■ **PROBLEM TO WORK ON**:
Your task is to locate every line holding the string "대표펀드매니저가" and to copy each of them.

■ **INFORMATION SHOWN**:
____________________
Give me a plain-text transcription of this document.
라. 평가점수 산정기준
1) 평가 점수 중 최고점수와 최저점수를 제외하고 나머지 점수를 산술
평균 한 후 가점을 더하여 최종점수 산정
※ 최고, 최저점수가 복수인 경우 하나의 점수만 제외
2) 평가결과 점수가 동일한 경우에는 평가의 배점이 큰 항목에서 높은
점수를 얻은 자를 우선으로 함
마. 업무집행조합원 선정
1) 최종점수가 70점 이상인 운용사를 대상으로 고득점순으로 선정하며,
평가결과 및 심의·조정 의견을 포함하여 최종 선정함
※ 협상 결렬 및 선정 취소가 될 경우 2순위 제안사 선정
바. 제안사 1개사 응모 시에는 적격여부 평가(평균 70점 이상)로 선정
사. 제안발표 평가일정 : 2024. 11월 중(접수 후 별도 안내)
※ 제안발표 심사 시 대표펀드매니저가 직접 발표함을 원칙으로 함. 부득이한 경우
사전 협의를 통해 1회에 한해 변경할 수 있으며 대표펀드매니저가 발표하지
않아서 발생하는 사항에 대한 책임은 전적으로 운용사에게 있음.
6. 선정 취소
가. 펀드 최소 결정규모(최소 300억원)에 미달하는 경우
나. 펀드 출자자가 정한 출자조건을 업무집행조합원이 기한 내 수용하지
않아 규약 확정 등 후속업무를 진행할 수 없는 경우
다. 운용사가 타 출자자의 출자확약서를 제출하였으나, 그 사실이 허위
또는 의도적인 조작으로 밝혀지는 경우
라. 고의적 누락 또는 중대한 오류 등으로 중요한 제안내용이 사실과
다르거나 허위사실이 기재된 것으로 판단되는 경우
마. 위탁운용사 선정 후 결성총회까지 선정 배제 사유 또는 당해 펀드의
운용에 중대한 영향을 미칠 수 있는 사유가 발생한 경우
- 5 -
____________________
■ **IN RESPONSE**:
※ 제안발표 심사 시 대표펀드매니저가 직접 발표함을 원칙으로 함. 부득이한 경우
사전 협의를 통해 1회에 한해 변경할 수 있으며 대표펀드매니저가 발표하지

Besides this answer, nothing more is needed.